**Goal:**
Collect each line of the records containing the string "JSON".

**Data excerpts:**
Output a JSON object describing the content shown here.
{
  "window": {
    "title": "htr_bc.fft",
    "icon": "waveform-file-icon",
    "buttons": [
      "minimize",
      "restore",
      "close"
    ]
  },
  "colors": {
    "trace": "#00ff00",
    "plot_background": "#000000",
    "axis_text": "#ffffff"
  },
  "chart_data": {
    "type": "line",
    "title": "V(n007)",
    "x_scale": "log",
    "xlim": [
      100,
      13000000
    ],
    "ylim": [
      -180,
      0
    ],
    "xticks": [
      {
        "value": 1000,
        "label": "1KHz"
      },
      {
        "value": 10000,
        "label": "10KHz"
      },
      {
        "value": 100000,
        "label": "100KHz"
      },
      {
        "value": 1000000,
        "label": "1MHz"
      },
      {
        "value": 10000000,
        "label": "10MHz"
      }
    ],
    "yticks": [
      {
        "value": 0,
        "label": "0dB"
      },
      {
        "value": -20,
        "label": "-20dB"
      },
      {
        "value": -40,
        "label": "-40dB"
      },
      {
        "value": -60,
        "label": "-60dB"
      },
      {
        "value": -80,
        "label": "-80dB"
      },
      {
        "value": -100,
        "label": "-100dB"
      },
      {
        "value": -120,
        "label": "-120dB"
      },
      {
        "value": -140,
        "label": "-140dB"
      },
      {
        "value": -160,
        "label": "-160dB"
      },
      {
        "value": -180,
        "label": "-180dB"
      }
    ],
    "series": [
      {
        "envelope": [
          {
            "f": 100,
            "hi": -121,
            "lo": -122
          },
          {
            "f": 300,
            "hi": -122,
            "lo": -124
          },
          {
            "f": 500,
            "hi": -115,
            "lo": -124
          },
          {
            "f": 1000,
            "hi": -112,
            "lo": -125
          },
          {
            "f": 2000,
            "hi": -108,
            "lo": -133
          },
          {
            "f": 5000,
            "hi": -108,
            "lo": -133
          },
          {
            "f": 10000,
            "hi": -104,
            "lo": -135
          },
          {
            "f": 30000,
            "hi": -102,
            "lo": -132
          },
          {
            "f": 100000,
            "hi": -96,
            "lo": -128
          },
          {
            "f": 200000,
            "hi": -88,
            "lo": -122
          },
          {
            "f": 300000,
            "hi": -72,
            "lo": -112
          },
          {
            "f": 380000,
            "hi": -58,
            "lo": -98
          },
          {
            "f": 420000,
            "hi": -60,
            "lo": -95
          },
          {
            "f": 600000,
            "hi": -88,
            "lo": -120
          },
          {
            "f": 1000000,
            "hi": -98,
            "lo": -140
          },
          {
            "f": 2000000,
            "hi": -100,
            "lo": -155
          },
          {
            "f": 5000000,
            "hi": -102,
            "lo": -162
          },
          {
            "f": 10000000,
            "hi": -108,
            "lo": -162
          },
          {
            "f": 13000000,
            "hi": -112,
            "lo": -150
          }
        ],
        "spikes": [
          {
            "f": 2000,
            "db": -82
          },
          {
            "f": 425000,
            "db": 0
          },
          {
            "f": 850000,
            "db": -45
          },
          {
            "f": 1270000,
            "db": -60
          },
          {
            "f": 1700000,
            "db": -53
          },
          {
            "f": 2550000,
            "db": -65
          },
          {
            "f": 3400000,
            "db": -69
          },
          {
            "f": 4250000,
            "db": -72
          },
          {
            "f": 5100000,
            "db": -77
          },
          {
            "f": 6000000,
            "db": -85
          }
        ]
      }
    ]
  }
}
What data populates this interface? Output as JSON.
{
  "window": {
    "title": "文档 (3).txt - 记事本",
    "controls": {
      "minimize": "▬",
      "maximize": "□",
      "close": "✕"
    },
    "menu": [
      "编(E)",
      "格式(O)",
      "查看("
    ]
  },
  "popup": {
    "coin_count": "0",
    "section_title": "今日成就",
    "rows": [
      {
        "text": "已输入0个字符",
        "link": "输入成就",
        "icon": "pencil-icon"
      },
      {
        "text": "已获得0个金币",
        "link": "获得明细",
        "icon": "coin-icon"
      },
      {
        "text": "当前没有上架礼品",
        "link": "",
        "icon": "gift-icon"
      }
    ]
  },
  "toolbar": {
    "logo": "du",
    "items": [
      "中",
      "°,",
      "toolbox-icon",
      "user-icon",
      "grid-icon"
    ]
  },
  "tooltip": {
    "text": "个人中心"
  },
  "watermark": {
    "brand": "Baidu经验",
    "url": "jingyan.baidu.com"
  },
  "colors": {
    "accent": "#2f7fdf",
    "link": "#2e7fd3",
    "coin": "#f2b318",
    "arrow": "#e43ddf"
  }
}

**Task answer:**
Output a JSON object describing the content shown here.
What data populates this interface? Output as JSON.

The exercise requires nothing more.